■ **Data extract**:

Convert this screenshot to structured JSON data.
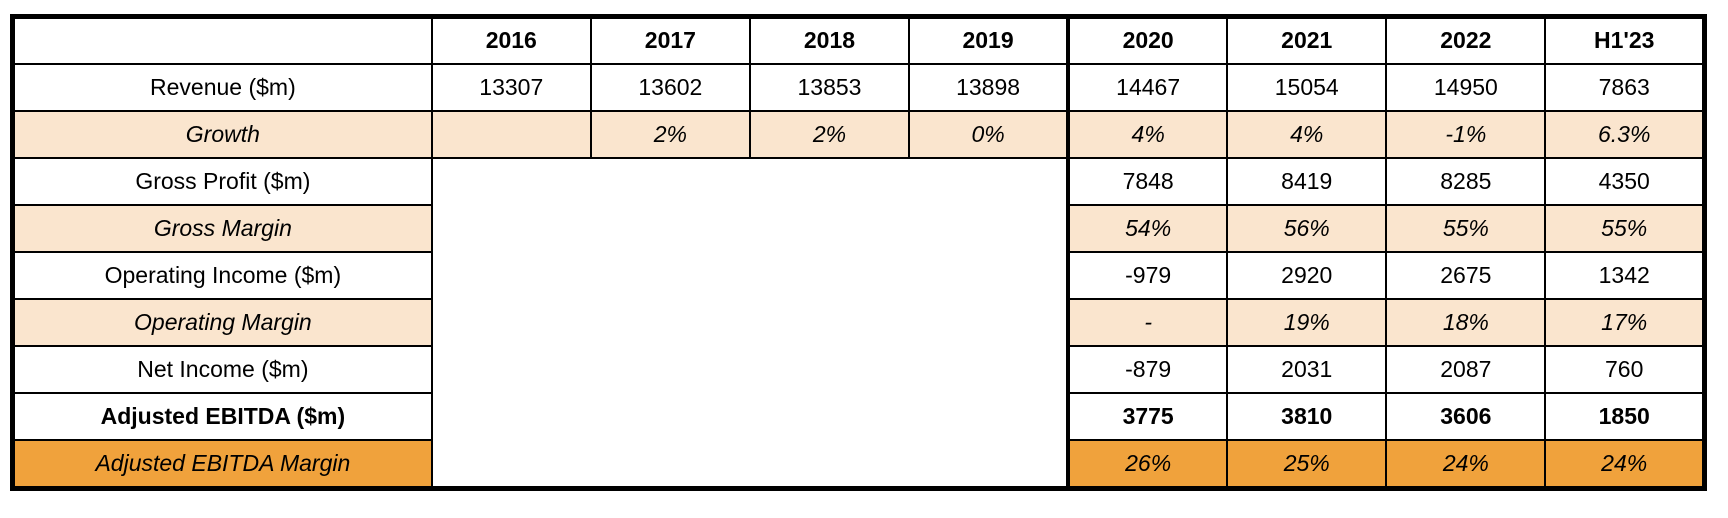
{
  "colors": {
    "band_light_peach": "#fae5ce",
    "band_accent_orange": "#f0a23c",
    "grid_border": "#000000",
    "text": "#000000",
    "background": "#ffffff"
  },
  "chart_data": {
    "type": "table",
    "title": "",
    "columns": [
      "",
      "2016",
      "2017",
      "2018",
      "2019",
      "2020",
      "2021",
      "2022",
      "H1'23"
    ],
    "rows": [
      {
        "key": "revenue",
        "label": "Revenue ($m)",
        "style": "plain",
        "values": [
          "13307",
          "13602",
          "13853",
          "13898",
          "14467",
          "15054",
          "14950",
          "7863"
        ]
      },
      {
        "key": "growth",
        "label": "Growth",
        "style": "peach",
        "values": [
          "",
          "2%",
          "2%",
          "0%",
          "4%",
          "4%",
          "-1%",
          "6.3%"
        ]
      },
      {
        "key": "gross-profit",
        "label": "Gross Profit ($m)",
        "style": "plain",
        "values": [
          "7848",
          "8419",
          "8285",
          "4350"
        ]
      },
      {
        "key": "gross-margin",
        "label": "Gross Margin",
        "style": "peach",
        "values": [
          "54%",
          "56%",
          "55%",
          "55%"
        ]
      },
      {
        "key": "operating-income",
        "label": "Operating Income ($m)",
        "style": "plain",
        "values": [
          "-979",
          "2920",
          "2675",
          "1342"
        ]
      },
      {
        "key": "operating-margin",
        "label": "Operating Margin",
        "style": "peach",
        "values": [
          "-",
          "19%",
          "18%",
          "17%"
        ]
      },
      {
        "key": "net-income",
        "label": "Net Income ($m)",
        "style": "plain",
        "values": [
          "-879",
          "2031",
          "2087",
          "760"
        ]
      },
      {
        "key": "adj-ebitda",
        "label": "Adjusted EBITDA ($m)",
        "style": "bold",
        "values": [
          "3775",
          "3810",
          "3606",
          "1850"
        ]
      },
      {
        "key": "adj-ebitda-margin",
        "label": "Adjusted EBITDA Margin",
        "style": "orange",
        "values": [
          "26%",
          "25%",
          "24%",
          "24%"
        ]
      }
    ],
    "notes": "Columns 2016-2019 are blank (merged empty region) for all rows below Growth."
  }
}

---

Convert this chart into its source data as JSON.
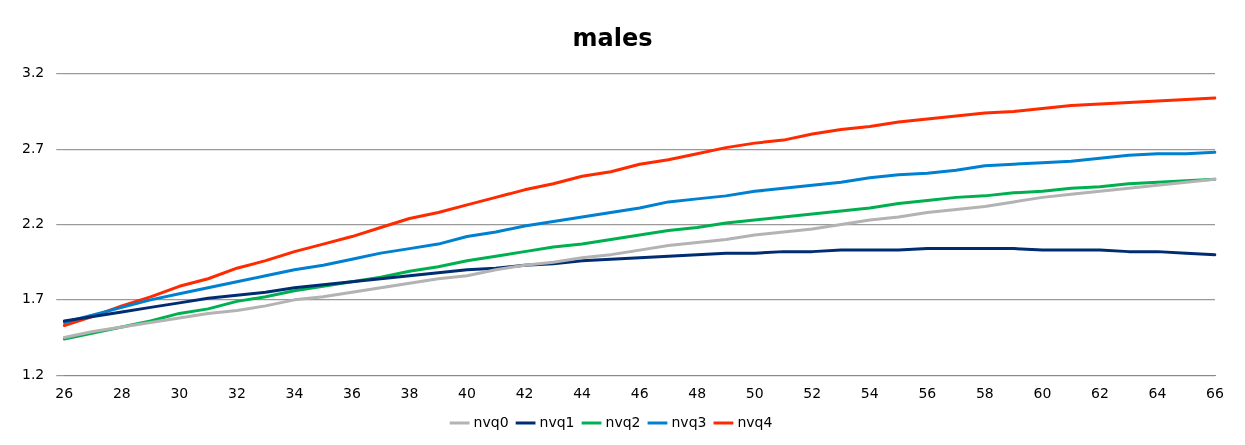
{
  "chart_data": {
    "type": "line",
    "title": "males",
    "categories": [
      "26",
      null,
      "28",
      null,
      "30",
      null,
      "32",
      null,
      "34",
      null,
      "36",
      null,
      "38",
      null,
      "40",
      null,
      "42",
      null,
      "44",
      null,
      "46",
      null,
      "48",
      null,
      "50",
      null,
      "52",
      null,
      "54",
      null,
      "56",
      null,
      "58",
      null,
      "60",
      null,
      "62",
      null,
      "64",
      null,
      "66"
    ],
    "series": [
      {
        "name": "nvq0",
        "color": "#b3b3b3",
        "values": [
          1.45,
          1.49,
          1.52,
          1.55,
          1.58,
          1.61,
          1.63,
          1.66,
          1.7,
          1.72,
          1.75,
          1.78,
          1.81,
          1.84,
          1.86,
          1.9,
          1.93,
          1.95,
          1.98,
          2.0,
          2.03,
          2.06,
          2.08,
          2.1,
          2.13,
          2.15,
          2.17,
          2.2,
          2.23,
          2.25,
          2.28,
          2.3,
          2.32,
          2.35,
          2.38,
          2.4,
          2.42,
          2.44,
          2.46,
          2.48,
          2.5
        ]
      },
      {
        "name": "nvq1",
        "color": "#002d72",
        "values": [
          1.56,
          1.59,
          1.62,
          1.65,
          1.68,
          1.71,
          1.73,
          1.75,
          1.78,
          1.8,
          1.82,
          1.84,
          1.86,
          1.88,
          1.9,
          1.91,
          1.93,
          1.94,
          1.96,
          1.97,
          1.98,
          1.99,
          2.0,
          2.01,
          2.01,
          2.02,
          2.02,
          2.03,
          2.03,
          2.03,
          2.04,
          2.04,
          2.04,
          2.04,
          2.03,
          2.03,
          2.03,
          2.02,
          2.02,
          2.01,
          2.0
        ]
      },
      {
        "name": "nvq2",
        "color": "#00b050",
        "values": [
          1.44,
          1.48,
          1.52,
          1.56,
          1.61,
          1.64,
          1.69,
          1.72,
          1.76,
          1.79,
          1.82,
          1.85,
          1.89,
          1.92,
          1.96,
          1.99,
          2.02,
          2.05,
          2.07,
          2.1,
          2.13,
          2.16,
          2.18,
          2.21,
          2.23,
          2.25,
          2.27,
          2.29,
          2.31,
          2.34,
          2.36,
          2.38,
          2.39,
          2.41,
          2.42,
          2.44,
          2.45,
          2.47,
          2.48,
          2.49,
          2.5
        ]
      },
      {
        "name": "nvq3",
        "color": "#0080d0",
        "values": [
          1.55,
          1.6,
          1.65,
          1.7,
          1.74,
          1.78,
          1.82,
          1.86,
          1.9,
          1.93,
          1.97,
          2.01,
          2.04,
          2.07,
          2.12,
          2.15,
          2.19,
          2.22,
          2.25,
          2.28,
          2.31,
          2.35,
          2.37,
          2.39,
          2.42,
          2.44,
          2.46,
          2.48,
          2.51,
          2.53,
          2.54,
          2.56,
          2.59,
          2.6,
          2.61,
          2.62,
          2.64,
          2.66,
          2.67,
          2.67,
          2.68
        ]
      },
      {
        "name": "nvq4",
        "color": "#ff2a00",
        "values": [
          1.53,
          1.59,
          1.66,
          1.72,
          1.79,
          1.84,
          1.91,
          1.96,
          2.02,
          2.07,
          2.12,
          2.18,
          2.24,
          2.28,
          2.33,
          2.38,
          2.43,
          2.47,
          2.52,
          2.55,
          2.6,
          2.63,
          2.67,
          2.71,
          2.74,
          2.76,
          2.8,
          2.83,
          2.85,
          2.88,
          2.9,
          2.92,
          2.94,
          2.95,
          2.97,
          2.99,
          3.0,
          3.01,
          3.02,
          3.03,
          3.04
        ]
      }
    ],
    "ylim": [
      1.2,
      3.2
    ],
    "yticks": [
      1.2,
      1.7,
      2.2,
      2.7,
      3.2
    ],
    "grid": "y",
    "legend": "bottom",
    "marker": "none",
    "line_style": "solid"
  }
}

■ **To do**: Work out how many lines of the listing above include the word "JSON". Reply with nothing but the count.

■ **Response to this exercise**: 2